• Items listed in a dataset:
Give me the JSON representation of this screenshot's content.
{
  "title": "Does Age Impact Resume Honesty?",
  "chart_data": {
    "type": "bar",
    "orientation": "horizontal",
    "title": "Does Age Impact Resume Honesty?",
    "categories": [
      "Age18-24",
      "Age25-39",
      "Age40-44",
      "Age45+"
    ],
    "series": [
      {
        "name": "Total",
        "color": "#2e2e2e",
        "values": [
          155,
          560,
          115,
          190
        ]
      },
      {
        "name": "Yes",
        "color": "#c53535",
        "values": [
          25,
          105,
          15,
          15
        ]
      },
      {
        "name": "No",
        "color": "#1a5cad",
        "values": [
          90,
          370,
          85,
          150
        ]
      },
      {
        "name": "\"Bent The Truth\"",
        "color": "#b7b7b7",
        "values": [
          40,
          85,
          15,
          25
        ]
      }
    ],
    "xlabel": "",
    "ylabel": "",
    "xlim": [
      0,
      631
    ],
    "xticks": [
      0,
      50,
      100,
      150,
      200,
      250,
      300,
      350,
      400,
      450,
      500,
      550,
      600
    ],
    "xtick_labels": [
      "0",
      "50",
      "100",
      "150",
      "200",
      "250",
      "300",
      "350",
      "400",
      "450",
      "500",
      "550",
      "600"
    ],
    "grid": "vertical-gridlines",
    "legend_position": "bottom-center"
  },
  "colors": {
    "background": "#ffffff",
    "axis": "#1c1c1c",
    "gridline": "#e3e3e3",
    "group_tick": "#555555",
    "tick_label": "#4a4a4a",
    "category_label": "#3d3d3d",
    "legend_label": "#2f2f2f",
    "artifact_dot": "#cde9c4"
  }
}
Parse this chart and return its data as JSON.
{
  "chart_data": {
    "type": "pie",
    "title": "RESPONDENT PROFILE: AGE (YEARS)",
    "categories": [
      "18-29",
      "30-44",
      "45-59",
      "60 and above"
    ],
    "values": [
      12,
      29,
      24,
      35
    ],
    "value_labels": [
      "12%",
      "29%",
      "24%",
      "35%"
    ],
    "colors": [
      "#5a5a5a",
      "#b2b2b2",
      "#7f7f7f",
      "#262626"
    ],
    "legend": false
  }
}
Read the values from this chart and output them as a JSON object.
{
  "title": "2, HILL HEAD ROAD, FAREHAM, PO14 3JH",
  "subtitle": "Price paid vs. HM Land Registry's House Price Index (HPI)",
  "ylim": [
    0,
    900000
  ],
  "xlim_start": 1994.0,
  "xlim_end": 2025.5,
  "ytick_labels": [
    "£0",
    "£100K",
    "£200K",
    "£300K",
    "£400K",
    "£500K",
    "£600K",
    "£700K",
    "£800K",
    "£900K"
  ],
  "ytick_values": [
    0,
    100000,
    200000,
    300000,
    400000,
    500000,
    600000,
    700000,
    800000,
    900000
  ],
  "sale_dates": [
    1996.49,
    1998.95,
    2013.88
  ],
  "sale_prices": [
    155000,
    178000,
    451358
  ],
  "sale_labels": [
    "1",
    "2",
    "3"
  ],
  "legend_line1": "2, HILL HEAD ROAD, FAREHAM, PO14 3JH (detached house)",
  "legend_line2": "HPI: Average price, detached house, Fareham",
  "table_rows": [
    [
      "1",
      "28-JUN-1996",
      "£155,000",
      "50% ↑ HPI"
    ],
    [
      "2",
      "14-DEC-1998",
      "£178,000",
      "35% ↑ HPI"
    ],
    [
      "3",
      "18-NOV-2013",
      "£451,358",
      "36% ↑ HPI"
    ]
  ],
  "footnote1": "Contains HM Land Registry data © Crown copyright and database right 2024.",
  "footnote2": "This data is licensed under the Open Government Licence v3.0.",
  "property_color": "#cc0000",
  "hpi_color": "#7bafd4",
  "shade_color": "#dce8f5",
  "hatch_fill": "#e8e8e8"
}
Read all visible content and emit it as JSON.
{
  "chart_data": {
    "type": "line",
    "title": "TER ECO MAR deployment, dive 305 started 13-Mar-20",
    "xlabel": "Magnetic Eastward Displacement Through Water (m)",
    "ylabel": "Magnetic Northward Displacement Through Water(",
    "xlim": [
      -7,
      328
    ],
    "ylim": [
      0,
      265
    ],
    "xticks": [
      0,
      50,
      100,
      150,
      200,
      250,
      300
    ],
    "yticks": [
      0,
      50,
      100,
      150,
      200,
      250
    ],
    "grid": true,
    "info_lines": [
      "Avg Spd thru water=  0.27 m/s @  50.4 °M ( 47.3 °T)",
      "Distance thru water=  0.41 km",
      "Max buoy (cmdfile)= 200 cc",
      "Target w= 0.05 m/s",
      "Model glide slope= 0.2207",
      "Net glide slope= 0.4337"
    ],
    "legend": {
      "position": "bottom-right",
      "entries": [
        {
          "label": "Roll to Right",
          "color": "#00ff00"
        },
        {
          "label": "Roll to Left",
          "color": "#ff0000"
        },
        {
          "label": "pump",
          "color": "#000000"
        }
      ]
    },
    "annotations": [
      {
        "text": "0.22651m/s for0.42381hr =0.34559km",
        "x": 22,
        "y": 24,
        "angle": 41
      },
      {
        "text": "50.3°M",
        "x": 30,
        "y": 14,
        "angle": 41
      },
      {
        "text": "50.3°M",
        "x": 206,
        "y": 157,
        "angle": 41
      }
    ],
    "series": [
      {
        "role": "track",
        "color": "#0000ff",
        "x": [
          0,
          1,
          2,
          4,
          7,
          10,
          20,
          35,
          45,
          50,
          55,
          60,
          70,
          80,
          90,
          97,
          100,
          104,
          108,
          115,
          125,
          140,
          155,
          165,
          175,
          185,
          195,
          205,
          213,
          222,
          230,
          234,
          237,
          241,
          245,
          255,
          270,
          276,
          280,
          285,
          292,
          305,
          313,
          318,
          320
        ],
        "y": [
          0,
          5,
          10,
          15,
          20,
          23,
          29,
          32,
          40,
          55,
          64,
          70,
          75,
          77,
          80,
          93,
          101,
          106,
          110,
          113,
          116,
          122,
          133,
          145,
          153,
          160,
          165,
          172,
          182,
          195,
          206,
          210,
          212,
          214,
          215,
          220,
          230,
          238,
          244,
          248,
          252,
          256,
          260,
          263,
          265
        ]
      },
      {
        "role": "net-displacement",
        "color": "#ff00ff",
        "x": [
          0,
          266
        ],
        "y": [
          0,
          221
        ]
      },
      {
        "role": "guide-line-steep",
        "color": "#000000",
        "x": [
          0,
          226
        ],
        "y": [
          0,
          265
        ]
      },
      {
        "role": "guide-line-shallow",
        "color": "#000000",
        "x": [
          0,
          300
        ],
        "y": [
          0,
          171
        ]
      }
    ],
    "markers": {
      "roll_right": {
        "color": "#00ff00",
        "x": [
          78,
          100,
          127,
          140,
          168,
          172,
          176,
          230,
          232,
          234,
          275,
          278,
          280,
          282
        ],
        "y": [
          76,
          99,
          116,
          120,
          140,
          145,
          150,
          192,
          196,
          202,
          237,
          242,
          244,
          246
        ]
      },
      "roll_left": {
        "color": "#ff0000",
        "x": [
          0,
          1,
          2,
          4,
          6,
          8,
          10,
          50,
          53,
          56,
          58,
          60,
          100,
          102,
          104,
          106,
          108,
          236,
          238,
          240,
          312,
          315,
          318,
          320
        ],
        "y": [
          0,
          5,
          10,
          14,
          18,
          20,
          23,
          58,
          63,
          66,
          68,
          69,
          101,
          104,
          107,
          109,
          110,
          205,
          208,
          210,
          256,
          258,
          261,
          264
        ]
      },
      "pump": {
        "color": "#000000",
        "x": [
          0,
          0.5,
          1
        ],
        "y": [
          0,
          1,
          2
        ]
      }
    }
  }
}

• What you need to do: Wherever the string "detached" appears in the entries above, list that line.

• Solution to the exercise:
  "legend_line1": "2, HILL HEAD ROAD, FAREHAM, PO14 3JH (detached house)",
  "legend_line2": "HPI: Average price, detached house, Fareham",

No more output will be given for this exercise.